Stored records
---*---
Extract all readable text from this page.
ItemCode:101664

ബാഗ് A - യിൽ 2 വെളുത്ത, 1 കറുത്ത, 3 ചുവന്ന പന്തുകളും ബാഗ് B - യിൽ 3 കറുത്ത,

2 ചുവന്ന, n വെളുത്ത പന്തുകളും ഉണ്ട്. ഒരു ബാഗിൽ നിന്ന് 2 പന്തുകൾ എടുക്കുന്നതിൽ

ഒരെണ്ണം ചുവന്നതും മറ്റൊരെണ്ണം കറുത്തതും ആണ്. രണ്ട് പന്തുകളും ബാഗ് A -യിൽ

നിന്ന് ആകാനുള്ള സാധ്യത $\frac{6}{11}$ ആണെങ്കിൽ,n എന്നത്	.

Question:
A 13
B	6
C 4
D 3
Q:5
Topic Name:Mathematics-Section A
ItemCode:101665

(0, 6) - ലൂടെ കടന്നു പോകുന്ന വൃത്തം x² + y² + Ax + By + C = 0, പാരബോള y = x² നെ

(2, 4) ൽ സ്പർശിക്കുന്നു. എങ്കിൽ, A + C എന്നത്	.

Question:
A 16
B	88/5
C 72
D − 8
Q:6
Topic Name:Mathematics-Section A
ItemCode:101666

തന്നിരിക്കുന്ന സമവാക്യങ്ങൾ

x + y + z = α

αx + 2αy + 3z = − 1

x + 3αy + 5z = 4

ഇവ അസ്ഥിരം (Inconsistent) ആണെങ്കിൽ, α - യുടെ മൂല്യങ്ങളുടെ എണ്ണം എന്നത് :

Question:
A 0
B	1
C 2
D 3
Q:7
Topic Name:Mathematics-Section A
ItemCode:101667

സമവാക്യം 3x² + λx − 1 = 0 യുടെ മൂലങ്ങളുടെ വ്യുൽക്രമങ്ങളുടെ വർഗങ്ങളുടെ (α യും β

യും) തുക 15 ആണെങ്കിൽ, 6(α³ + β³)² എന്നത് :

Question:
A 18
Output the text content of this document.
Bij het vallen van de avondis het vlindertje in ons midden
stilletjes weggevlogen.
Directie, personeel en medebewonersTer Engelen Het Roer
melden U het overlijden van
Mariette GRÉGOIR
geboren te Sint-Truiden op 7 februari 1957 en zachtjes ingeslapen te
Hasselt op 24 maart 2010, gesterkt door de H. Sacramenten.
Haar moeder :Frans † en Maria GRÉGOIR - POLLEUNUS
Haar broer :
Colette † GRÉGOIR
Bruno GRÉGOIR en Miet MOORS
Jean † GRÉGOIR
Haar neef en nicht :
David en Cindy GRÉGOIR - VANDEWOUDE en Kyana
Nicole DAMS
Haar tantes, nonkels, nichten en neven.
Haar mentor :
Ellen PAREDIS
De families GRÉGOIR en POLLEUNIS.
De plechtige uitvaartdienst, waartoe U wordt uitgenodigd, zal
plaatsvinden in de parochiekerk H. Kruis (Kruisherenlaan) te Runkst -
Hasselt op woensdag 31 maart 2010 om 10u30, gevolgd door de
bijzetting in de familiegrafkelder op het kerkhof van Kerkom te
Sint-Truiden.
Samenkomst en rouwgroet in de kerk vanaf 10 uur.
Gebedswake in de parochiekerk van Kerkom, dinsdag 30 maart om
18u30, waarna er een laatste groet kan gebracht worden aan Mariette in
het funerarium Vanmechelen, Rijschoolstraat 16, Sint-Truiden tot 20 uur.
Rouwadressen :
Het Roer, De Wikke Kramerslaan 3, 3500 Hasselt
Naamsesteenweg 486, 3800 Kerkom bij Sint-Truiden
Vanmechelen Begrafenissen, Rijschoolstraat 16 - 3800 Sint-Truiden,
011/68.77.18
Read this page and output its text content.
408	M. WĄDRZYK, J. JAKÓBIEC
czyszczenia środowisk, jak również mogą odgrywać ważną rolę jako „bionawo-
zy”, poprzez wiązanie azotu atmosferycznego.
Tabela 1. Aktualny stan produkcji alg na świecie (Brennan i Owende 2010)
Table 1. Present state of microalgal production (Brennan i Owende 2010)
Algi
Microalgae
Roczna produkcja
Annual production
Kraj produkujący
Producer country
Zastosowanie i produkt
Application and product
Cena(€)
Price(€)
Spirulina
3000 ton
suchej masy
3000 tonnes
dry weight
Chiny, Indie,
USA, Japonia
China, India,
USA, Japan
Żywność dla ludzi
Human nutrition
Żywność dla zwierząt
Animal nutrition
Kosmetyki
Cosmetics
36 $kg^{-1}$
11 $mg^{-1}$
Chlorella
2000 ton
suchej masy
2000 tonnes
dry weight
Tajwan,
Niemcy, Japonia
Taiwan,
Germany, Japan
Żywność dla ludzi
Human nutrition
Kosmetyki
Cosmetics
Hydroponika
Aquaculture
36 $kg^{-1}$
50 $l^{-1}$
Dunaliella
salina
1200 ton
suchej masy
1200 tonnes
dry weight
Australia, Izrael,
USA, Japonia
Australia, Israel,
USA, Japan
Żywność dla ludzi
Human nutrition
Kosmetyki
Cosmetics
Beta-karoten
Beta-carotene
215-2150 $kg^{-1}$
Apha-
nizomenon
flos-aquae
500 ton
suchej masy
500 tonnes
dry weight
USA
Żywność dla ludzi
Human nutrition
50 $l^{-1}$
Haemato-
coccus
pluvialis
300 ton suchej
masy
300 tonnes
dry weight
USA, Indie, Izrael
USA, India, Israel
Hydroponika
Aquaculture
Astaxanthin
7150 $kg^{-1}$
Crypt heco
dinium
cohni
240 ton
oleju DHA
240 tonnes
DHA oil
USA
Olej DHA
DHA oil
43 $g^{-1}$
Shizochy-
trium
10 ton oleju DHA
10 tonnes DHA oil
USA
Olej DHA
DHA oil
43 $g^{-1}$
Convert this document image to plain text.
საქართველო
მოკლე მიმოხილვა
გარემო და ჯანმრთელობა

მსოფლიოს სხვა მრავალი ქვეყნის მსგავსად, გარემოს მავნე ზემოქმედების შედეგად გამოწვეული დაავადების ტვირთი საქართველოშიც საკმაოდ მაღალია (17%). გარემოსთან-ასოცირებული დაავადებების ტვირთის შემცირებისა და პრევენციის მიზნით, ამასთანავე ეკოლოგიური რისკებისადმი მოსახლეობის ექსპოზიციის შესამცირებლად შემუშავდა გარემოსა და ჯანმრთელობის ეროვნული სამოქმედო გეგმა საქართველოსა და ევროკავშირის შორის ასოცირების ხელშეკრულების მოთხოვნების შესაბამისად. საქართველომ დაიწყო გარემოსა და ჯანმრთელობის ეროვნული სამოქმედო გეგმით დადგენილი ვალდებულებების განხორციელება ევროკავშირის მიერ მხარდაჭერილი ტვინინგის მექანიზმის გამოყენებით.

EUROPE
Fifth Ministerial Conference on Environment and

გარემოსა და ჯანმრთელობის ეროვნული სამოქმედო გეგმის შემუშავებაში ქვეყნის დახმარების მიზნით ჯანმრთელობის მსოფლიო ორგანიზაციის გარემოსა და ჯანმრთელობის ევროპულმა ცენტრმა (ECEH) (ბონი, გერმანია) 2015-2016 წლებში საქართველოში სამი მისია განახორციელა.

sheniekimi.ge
---*---
### Given task
Output the line containing "Convert this document image to plain text." and all lines after it to the end of the records, exactly as given.

### Solution to the problem
Convert this document image to plain text.
საქართველო
მოკლე მიმოხილვა
გარემო და ჯანმრთელობა

მსოფლიოს სხვა მრავალი ქვეყნის მსგავსად, გარემოს მავნე ზემოქმედების შედეგად გამოწვეული დაავადების ტვირთი საქართველოშიც საკმაოდ მაღალია (17%). გარემოსთან-ასოცირებული დაავადებების ტვირთის შემცირებისა და პრევენციის მიზნით, ამასთანავე ეკოლოგიური რისკებისადმი მოსახლეობის ექსპოზიციის შესამცირებლად შემუშავდა გარემოსა და ჯანმრთელობის ეროვნული სამოქმედო გეგმა საქართველოსა და ევროკავშირის შორის ასოცირების ხელშეკრულების მოთხოვნების შესაბამისად. საქართველომ დაიწყო გარემოსა და ჯანმრთელობის ეროვნული სამოქმედო გეგმით დადგენილი ვალდებულებების განხორციელება ევროკავშირის მიერ მხარდაჭერილი ტვინინგის მექანიზმის გამოყენებით.

EUROPE
Fifth Ministerial Conference on Environment and

გარემოსა და ჯანმრთელობის ეროვნული სამოქმედო გეგმის შემუშავებაში ქვეყნის დახმარების მიზნით ჯანმრთელობის მსოფლიო ორგანიზაციის გარემოსა და ჯანმრთელობის ევროპულმა ცენტრმა (ECEH) (ბონი, გერმანია) 2015-2016 წლებში საქართველოში სამი მისია განახორციელა.

sheniekimi.ge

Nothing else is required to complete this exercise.